> _Work to complete_: Retype the records that come next, word for word.

> _Data in this exercise_:
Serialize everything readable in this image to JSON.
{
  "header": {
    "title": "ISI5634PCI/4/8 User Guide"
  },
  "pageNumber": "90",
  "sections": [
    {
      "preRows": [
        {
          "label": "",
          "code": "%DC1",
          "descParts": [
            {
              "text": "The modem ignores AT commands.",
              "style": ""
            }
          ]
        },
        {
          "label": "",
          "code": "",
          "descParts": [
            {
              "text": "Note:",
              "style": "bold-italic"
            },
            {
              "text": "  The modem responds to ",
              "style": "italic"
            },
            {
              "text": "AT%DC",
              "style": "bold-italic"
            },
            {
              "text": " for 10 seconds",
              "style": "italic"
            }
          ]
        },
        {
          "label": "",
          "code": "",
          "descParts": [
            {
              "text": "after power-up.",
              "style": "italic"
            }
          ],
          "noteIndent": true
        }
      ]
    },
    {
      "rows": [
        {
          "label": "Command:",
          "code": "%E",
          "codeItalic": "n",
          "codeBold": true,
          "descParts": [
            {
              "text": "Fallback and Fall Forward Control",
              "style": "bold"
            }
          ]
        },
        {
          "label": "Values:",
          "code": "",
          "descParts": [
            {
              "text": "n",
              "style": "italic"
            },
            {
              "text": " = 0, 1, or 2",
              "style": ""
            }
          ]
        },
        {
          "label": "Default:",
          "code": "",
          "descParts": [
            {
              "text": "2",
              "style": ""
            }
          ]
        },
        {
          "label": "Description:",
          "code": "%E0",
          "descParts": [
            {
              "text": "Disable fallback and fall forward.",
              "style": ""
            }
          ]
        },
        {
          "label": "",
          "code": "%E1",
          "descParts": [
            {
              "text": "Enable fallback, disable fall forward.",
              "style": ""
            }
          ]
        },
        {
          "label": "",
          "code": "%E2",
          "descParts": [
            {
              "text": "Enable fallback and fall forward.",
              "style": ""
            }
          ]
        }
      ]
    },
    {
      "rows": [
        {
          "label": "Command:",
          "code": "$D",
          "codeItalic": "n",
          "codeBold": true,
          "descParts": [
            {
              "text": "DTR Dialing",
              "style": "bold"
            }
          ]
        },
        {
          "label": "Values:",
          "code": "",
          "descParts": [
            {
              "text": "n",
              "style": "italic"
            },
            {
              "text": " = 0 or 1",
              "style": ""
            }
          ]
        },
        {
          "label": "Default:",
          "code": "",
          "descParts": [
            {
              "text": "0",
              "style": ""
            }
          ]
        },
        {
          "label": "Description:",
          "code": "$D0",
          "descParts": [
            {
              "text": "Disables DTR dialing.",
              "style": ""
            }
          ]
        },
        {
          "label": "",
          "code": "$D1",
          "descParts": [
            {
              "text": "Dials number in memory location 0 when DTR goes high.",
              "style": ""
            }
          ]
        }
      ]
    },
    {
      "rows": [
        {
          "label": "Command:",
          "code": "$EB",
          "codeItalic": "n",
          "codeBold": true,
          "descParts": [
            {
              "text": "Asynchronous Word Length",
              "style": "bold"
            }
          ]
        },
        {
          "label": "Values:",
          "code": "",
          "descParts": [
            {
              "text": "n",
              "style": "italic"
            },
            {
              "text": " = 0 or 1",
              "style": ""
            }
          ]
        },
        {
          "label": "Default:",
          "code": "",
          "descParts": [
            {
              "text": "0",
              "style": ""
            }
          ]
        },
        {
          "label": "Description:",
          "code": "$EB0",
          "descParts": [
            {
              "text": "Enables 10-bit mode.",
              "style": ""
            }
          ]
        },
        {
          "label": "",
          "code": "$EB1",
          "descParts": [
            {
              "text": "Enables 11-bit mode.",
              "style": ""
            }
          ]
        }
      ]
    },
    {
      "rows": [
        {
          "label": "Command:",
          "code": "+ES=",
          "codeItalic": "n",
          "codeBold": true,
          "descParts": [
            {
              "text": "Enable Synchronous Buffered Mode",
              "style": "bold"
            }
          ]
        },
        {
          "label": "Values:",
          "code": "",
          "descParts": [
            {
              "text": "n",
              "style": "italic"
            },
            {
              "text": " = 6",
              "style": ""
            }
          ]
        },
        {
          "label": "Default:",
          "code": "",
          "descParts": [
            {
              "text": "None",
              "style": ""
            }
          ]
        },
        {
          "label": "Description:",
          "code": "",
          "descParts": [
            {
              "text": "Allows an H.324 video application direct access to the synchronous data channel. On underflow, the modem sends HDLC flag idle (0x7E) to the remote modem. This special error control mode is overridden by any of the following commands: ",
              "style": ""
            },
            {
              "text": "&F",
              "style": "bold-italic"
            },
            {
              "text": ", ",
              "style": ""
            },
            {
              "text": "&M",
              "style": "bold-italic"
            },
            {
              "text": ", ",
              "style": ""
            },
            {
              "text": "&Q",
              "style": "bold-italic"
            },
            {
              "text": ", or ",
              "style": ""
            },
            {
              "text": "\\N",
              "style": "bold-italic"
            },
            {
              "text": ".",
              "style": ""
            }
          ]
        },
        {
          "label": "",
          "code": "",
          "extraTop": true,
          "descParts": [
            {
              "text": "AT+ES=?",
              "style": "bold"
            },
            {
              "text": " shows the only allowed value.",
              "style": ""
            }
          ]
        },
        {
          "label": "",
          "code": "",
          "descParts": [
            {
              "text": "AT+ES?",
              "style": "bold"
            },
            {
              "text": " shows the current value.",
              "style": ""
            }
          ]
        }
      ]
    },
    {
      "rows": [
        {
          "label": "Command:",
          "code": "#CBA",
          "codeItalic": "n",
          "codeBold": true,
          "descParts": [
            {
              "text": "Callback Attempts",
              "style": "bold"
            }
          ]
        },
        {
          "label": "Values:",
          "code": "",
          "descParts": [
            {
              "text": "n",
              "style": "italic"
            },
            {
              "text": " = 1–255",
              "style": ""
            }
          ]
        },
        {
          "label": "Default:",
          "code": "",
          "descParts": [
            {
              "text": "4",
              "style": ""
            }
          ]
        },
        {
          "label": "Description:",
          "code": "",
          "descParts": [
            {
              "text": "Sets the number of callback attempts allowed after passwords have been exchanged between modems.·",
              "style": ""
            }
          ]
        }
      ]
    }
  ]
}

> _Completed task_:
Serialize everything readable in this image to JSON.
{
  "header": {
    "title": "ISI5634PCI/4/8 User Guide"
  },
  "pageNumber": "90",
  "sections": [
    {
      "preRows": [
        {
          "label": "",
          "code": "%DC1",
          "descParts": [
            {
              "text": "The modem ignores AT commands.",
              "style": ""
            }
          ]
        },
        {
          "label": "",
          "code": "",
          "descParts": [
            {
              "text": "Note:",
              "style": "bold-italic"
            },
            {
              "text": "  The modem responds to ",
              "style": "italic"
            },
            {
              "text": "AT%DC",
              "style": "bold-italic"
            },
            {
              "text": " for 10 seconds",
              "style": "italic"
            }
          ]
        },
        {
          "label": "",
          "code": "",
          "descParts": [
            {
              "text": "after power-up.",
              "style": "italic"
            }
          ],
          "noteIndent": true
        }
      ]
    },
    {
      "rows": [
        {
          "label": "Command:",
          "code": "%E",
          "codeItalic": "n",
          "codeBold": true,
          "descParts": [
            {
              "text": "Fallback and Fall Forward Control",
              "style": "bold"
            }
          ]
        },
        {
          "label": "Values:",
          "code": "",
          "descParts": [
            {
              "text": "n",
              "style": "italic"
            },
            {
              "text": " = 0, 1, or 2",
              "style": ""
            }
          ]
        },
        {
          "label": "Default:",
          "code": "",
          "descParts": [
            {
              "text": "2",
              "style": ""
            }
          ]
        },
        {
          "label": "Description:",
          "code": "%E0",
          "descParts": [
            {
              "text": "Disable fallback and fall forward.",
              "style": ""
            }
          ]
        },
        {
          "label": "",
          "code": "%E1",
          "descParts": [
            {
              "text": "Enable fallback, disable fall forward.",
              "style": ""
            }
          ]
        },
        {
          "label": "",
          "code": "%E2",
          "descParts": [
            {
              "text": "Enable fallback and fall forward.",
              "style": ""
            }
          ]
        }
      ]
    },
    {
      "rows": [
        {
          "label": "Command:",
          "code": "$D",
          "codeItalic": "n",
          "codeBold": true,
          "descParts": [
            {
              "text": "DTR Dialing",
              "style": "bold"
            }
          ]
        },
        {
          "label": "Values:",
          "code": "",
          "descParts": [
            {
              "text": "n",
              "style": "italic"
            },
            {
              "text": " = 0 or 1",
              "style": ""
            }
          ]
        },
        {
          "label": "Default:",
          "code": "",
          "descParts": [
            {
              "text": "0",
              "style": ""
            }
          ]
        },
        {
          "label": "Description:",
          "code": "$D0",
          "descParts": [
            {
              "text": "Disables DTR dialing.",
              "style": ""
            }
          ]
        },
        {
          "label": "",
          "code": "$D1",
          "descParts": [
            {
              "text": "Dials number in memory location 0 when DTR goes high.",
              "style": ""
            }
          ]
        }
      ]
    },
    {
      "rows": [
        {
          "label": "Command:",
          "code": "$EB",
          "codeItalic": "n",
          "codeBold": true,
          "descParts": [
            {
              "text": "Asynchronous Word Length",
              "style": "bold"
            }
          ]
        },
        {
          "label": "Values:",
          "code": "",
          "descParts": [
            {
              "text": "n",
              "style": "italic"
            },
            {
              "text": " = 0 or 1",
              "style": ""
            }
          ]
        },
        {
          "label": "Default:",
          "code": "",
          "descParts": [
            {
              "text": "0",
              "style": ""
            }
          ]
        },
        {
          "label": "Description:",
          "code": "$EB0",
          "descParts": [
            {
              "text": "Enables 10-bit mode.",
              "style": ""
            }
          ]
        },
        {
          "label": "",
          "code": "$EB1",
          "descParts": [
            {
              "text": "Enables 11-bit mode.",
              "style": ""
            }
          ]
        }
      ]
    },
    {
      "rows": [
        {
          "label": "Command:",
          "code": "+ES=",
          "codeItalic": "n",
          "codeBold": true,
          "descParts": [
            {
              "text": "Enable Synchronous Buffered Mode",
              "style": "bold"
            }
          ]
        },
        {
          "label": "Values:",
          "code": "",
          "descParts": [
            {
              "text": "n",
              "style": "italic"
            },
            {
              "text": " = 6",
              "style": ""
            }
          ]
        },
        {
          "label": "Default:",
          "code": "",
          "descParts": [
            {
              "text": "None",
              "style": ""
            }
          ]
        },
        {
          "label": "Description:",
          "code": "",
          "descParts": [
            {
              "text": "Allows an H.324 video application direct access to the synchronous data channel. On underflow, the modem sends HDLC flag idle (0x7E) to the remote modem. This special error control mode is overridden by any of the following commands: ",
              "style": ""
            },
            {
              "text": "&F",
              "style": "bold-italic"
            },
            {
              "text": ", ",
              "style": ""
            },
            {
              "text": "&M",
              "style": "bold-italic"
            },
            {
              "text": ", ",
              "style": ""
            },
            {
              "text": "&Q",
              "style": "bold-italic"
            },
            {
              "text": ", or ",
              "style": ""
            },
            {
              "text": "\\N",
              "style": "bold-italic"
            },
            {
              "text": ".",
              "style": ""
            }
          ]
        },
        {
          "label": "",
          "code": "",
          "extraTop": true,
          "descParts": [
            {
              "text": "AT+ES=?",
              "style": "bold"
            },
            {
              "text": " shows the only allowed value.",
              "style": ""
            }
          ]
        },
        {
          "label": "",
          "code": "",
          "descParts": [
            {
              "text": "AT+ES?",
              "style": "bold"
            },
            {
              "text": " shows the current value.",
              "style": ""
            }
          ]
        }
      ]
    },
    {
      "rows": [
        {
          "label": "Command:",
          "code": "#CBA",
          "codeItalic": "n",
          "codeBold": true,
          "descParts": [
            {
              "text": "Callback Attempts",
              "style": "bold"
            }
          ]
        },
        {
          "label": "Values:",
          "code": "",
          "descParts": [
            {
              "text": "n",
              "style": "italic"
            },
            {
              "text": " = 1–255",
              "style": ""
            }
          ]
        },
        {
          "label": "Default:",
          "code": "",
          "descParts": [
            {
              "text": "4",
              "style": ""
            }
          ]
        },
        {
          "label": "Description:",
          "code": "",
          "descParts": [
            {
              "text": "Sets the number of callback attempts allowed after passwords have been exchanged between modems.·",
              "style": ""
            }
          ]
        }
      ]
    }
  ]
}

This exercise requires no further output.